***** INPUT *****

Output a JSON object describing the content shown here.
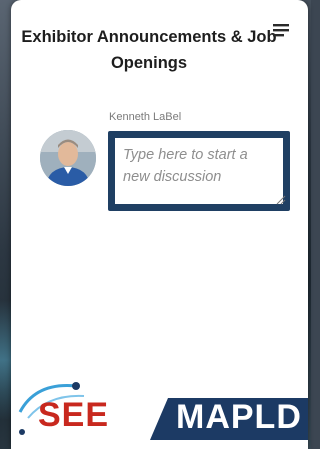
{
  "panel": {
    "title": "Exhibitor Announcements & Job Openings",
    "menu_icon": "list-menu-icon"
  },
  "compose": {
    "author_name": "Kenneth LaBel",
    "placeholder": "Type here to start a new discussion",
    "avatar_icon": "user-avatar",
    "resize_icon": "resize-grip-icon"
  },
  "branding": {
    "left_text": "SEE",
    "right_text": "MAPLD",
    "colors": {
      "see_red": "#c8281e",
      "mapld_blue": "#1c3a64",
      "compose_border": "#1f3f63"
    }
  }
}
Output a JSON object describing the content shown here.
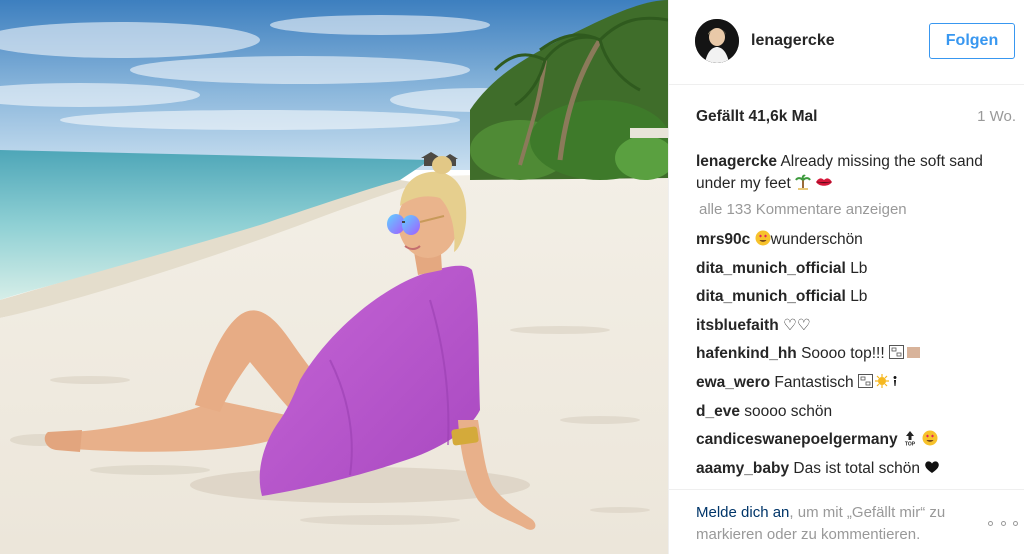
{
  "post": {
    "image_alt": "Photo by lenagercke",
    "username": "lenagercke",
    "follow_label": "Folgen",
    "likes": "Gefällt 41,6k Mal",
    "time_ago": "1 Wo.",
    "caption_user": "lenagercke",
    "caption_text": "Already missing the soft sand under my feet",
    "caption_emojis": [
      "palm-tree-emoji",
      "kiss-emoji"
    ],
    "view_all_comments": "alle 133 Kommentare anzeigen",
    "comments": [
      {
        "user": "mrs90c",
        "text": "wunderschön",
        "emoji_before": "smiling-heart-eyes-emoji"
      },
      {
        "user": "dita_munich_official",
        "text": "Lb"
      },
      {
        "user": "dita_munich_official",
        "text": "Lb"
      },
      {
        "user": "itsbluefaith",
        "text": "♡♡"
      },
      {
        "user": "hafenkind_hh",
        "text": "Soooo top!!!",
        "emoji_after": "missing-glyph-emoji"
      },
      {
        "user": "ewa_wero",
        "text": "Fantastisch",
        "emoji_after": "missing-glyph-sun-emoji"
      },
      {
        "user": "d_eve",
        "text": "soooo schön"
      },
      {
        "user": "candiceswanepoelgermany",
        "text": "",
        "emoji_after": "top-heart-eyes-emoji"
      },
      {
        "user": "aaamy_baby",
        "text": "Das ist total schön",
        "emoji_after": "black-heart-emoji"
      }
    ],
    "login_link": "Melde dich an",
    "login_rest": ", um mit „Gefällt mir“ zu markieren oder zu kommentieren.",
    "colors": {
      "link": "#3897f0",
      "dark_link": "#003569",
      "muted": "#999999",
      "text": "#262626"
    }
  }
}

*****

STATED TASK: Every entry should be returned exactly as written, minus the pictures.

THE RESULT:
Output a JSON object describing the content shown here.
{
  "panel": {
    "title": "Exhibitor Announcements & Job Openings",
    "menu_icon": "list-menu-icon"
  },
  "compose": {
    "author_name": "Kenneth LaBel",
    "placeholder": "Type here to start a new discussion",
    "avatar_icon": "user-avatar",
    "resize_icon": "resize-grip-icon"
  },
  "branding": {
    "left_text": "SEE",
    "right_text": "MAPLD",
    "colors": {
      "see_red": "#c8281e",
      "mapld_blue": "#1c3a64",
      "compose_border": "#1f3f63"
    }
  }
}
Output a JSON object describing the content shown here.
{
  "post": {
    "image_alt": "Photo by lenagercke",
    "username": "lenagercke",
    "follow_label": "Folgen",
    "likes": "Gefällt 41,6k Mal",
    "time_ago": "1 Wo.",
    "caption_user": "lenagercke",
    "caption_text": "Already missing the soft sand under my feet",
    "caption_emojis": [
      "palm-tree-emoji",
      "kiss-emoji"
    ],
    "view_all_comments": "alle 133 Kommentare anzeigen",
    "comments": [
      {
        "user": "mrs90c",
        "text": "wunderschön",
        "emoji_before": "smiling-heart-eyes-emoji"
      },
      {
        "user": "dita_munich_official",
        "text": "Lb"
      },
      {
        "user": "dita_munich_official",
        "text": "Lb"
      },
      {
        "user": "itsbluefaith",
        "text": "♡♡"
      },
      {
        "user": "hafenkind_hh",
        "text": "Soooo top!!!",
        "emoji_after": "missing-glyph-emoji"
      },
      {
        "user": "ewa_wero",
        "text": "Fantastisch",
        "emoji_after": "missing-glyph-sun-emoji"
      },
      {
        "user": "d_eve",
        "text": "soooo schön"
      },
      {
        "user": "candiceswanepoelgermany",
        "text": "",
        "emoji_after": "top-heart-eyes-emoji"
      },
      {
        "user": "aaamy_baby",
        "text": "Das ist total schön",
        "emoji_after": "black-heart-emoji"
      }
    ],
    "login_link": "Melde dich an",
    "login_rest": ", um mit „Gefällt mir“ zu markieren oder zu kommentieren.",
    "colors": {
      "link": "#3897f0",
      "dark_link": "#003569",
      "muted": "#999999",
      "text": "#262626"
    }
  }
}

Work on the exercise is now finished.